* _Recorded data_:
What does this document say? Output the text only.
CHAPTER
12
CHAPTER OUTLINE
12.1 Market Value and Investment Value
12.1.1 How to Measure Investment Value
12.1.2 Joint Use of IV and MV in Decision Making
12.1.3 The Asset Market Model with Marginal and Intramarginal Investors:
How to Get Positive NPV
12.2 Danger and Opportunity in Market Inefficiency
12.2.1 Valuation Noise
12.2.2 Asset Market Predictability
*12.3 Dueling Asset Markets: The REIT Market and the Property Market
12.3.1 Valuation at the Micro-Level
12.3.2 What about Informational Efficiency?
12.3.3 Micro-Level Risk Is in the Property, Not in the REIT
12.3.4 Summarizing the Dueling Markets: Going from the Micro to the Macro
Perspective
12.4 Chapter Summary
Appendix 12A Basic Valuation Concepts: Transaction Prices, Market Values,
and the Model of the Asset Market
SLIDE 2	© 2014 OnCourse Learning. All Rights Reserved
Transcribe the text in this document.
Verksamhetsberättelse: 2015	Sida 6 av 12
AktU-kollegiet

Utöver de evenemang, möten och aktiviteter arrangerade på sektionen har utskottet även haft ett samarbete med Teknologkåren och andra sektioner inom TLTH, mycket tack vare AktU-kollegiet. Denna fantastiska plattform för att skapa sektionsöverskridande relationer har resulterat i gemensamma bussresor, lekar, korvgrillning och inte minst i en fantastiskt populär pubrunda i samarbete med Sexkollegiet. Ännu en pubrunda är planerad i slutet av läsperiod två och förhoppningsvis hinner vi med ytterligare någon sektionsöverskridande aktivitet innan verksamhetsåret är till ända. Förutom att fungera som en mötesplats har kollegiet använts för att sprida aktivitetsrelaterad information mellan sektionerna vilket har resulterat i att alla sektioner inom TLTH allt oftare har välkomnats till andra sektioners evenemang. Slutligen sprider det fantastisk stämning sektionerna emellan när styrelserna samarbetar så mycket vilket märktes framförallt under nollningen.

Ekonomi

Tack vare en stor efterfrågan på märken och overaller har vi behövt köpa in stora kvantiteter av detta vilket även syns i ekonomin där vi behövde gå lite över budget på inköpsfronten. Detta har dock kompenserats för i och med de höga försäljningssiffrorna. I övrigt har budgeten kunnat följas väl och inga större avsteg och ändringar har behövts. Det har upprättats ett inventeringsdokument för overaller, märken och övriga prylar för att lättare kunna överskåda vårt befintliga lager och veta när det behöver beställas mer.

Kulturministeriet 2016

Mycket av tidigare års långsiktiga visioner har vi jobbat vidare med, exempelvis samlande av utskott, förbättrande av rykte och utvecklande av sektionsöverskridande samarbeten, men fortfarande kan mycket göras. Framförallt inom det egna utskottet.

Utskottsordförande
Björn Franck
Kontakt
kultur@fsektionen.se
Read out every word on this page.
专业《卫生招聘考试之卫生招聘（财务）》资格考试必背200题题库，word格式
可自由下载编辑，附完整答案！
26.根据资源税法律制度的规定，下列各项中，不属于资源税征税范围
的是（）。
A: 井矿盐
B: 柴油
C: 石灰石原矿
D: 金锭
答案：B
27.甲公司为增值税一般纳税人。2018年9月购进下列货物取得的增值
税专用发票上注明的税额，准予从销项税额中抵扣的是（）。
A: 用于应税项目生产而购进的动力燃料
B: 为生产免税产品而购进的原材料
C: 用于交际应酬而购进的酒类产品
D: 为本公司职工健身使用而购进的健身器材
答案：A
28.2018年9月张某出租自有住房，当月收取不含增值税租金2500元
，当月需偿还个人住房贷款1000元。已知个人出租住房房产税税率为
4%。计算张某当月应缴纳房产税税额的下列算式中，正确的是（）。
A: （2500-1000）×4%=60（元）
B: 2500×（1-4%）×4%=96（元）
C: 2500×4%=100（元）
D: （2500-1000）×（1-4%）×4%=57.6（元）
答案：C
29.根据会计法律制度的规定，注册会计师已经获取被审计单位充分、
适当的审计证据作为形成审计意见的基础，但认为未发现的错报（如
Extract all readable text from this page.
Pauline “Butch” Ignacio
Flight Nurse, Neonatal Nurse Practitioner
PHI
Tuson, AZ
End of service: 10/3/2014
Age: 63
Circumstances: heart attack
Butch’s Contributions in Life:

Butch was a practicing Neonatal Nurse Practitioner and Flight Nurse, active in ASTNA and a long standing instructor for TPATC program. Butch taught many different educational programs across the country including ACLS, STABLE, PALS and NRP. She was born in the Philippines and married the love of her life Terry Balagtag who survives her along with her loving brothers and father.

* _Do this_:
Report all lines of the data above that include the string "Micro".

* _Full answer_:
12.3.1 Valuation at the Micro-Level
12.3.3 Micro-Level Risk Is in the Property, Not in the REIT
12.3.4 Summarizing the Dueling Markets: Going from the Micro to the Macro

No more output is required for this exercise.